[REQUIREMENTS]:
Go through the listing and copy each line with the string "میزان".

[DATA TO PROCESS]:

--- begin ---

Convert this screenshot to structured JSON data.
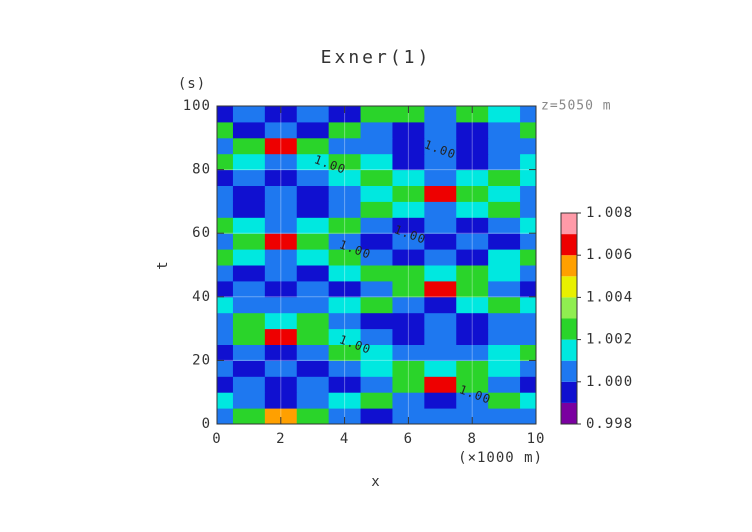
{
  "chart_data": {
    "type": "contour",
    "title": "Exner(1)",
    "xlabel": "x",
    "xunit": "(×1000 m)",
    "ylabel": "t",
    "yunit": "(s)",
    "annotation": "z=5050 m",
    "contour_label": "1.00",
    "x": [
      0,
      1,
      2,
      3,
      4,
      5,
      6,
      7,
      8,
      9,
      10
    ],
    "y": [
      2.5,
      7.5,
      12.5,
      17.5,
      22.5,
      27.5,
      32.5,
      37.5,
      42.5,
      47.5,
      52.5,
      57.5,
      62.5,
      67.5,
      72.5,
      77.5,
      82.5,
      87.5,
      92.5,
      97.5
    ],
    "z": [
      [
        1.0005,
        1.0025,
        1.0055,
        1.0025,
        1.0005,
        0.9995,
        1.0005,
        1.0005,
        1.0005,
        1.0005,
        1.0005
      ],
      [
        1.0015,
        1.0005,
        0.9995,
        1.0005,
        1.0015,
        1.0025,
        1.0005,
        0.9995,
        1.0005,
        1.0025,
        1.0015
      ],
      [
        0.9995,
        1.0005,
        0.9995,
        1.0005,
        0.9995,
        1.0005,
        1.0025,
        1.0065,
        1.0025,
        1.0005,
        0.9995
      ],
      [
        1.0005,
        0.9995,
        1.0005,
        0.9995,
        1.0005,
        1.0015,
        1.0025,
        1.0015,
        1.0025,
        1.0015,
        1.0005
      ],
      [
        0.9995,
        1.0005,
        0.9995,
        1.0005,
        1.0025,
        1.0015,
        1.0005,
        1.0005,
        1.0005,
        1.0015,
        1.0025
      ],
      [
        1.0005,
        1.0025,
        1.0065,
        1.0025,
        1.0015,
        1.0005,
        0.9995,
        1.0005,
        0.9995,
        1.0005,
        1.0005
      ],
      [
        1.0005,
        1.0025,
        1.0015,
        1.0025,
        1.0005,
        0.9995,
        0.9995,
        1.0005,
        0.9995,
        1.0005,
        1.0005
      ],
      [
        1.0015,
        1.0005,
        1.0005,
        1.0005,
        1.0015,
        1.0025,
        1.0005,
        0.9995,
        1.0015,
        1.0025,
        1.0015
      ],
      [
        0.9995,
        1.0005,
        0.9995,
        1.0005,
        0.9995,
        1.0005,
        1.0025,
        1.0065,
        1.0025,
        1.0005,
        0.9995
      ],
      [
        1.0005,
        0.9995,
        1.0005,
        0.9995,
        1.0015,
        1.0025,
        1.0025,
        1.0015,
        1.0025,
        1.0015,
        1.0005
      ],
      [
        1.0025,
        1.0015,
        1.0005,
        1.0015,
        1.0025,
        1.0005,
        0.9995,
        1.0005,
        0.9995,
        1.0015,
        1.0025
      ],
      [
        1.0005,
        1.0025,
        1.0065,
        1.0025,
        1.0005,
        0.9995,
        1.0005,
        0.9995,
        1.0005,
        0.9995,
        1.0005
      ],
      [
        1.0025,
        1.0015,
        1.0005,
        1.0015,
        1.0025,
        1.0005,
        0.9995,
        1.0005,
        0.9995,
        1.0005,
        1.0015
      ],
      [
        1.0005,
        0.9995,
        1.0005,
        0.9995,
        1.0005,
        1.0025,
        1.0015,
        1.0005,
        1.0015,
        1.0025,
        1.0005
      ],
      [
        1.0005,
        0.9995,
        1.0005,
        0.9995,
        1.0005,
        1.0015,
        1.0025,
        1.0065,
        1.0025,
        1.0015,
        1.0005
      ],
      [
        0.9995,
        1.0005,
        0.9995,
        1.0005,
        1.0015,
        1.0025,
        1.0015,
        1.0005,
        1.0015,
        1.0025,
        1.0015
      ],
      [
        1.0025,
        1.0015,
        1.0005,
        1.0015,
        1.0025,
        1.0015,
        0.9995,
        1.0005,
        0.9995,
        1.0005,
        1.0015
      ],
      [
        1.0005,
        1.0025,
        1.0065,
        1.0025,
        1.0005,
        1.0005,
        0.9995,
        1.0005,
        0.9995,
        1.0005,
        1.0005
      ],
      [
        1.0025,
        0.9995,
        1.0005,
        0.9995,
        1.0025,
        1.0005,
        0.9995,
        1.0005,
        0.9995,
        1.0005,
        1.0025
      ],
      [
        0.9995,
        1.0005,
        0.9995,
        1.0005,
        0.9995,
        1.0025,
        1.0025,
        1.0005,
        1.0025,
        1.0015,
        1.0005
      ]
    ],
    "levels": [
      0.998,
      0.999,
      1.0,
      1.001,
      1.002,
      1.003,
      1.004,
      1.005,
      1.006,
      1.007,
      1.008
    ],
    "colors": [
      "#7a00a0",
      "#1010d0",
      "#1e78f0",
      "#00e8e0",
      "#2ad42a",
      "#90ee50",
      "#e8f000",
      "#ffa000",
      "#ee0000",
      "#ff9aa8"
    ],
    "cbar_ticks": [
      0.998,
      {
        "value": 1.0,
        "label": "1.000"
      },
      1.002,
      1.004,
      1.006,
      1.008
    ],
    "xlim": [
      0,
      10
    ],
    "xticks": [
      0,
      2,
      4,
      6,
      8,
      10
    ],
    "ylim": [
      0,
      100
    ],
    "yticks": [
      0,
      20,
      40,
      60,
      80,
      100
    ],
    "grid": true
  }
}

--- end ---
--- begin ---

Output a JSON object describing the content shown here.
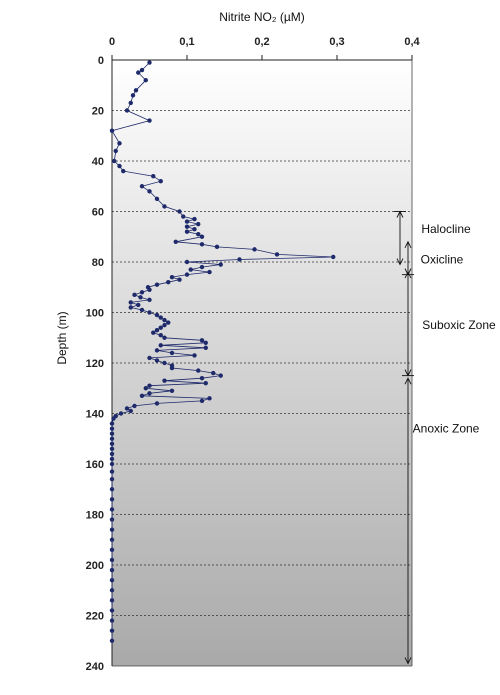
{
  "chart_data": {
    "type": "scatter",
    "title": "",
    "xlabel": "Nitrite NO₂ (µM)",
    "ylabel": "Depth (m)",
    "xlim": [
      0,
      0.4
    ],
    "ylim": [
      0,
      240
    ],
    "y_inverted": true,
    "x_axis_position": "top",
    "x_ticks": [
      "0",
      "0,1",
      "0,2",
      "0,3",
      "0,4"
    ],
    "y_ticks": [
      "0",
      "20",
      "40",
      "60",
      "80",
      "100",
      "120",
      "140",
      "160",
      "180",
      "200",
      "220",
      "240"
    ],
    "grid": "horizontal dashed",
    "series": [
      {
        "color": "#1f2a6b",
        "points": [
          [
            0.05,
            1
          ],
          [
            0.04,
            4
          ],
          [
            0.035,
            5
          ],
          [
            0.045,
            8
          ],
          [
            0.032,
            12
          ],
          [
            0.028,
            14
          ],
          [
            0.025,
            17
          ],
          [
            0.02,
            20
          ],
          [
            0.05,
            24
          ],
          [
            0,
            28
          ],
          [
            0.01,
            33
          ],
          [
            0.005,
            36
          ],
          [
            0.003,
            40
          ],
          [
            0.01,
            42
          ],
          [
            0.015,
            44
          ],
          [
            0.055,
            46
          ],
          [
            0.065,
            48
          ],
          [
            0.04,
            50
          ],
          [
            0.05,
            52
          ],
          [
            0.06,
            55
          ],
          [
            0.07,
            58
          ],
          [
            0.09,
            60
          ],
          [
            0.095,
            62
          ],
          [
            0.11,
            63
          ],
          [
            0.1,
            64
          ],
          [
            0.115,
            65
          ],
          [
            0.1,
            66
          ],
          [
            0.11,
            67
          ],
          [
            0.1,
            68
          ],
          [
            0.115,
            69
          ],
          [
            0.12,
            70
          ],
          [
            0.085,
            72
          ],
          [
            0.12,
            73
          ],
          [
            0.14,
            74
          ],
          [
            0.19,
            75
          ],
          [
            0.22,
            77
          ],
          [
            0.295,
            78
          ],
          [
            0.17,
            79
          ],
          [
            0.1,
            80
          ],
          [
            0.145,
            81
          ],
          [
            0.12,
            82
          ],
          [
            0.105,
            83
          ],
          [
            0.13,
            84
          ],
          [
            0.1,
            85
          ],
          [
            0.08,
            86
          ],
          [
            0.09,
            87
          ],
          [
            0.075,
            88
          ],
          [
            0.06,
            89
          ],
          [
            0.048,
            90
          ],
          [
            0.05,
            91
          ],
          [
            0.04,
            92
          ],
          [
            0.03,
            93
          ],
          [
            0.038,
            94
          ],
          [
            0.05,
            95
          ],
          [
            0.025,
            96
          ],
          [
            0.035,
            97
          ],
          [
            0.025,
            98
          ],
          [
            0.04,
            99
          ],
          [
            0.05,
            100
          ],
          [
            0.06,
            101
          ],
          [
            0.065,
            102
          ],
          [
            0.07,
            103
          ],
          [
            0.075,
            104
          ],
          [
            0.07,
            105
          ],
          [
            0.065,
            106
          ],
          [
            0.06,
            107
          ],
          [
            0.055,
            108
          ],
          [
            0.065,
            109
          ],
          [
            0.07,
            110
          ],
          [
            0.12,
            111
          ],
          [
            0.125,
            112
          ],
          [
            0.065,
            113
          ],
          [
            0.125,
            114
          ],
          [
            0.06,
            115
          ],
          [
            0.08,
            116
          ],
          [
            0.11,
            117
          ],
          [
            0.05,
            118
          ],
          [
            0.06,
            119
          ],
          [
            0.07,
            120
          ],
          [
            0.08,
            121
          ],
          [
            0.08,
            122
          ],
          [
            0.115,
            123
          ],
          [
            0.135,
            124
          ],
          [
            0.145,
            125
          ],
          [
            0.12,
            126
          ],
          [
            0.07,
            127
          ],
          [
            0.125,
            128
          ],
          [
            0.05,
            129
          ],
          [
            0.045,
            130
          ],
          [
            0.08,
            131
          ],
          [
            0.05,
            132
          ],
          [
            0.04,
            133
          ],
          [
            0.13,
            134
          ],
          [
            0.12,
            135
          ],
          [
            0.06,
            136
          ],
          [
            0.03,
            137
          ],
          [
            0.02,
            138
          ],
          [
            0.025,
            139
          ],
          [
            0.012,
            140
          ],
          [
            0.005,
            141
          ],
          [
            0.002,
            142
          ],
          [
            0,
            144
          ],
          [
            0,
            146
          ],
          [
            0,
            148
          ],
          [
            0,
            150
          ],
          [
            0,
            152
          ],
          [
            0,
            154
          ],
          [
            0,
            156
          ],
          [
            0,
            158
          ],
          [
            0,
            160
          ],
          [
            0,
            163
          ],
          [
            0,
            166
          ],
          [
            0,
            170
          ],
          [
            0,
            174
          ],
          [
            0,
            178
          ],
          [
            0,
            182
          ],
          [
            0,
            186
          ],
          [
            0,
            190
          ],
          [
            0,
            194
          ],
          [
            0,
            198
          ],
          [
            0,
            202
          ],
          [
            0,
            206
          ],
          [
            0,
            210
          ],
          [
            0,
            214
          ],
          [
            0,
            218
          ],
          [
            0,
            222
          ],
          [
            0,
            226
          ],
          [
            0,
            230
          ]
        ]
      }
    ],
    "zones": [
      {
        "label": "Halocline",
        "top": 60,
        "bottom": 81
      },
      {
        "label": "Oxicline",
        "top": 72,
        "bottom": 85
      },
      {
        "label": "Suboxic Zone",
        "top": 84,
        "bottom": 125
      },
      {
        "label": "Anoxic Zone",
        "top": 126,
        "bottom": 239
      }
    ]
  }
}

--- end ---
--- begin ---

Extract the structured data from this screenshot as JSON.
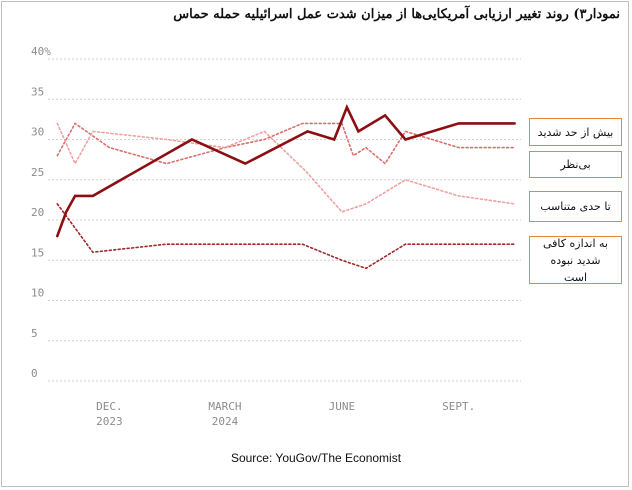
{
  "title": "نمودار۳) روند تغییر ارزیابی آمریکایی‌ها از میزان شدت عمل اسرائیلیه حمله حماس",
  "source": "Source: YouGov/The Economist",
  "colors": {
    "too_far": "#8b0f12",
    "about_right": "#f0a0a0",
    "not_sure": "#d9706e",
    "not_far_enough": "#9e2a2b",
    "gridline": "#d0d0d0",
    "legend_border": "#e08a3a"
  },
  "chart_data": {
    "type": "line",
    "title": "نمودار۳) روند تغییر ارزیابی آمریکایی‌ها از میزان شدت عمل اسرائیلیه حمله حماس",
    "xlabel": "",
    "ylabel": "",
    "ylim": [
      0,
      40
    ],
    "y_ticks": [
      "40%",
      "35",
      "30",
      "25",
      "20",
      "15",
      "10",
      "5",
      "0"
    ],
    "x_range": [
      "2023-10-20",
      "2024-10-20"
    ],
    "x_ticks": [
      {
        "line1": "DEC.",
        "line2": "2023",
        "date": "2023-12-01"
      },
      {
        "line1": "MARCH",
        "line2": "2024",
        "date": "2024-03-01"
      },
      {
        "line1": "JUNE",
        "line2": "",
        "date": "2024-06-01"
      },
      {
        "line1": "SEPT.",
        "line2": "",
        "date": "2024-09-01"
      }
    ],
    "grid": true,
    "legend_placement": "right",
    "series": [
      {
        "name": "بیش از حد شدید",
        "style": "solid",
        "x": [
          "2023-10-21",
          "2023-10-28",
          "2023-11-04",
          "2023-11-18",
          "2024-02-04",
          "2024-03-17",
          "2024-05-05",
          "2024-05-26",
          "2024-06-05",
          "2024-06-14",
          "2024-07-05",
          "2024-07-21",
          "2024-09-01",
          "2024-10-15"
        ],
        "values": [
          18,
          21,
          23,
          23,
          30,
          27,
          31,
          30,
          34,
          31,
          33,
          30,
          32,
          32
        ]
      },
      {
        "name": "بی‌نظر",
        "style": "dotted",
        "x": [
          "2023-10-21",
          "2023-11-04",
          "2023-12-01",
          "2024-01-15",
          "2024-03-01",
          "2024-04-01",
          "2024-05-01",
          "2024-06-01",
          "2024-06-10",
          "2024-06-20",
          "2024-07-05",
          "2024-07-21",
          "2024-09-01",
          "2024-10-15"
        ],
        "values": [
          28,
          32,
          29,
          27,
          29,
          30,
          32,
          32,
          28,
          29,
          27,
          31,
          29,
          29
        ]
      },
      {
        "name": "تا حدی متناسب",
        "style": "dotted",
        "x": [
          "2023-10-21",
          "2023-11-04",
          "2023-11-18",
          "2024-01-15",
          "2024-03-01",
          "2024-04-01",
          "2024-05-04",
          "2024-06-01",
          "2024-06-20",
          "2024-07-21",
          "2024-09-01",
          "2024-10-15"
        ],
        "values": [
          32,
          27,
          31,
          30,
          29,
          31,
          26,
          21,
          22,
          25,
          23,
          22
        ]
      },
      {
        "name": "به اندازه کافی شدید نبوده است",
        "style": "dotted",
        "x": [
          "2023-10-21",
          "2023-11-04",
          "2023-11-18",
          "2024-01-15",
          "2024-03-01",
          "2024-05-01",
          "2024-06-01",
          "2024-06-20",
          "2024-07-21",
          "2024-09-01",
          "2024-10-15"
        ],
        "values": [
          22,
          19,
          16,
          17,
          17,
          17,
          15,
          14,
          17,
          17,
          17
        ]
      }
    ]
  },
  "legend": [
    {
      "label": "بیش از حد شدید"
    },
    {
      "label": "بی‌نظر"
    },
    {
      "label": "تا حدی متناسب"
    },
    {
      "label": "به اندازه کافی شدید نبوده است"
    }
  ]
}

--- end ---

[EXERCISE RESPONSE]:
  "title": "نمودار۳) روند تغییر ارزیابی آمریکایی‌ها از میزان شدت عمل اسرائیلیه حمله حماس",
    "title": "نمودار۳) روند تغییر ارزیابی آمریکایی‌ها از میزان شدت عمل اسرائیلیه حمله حماس",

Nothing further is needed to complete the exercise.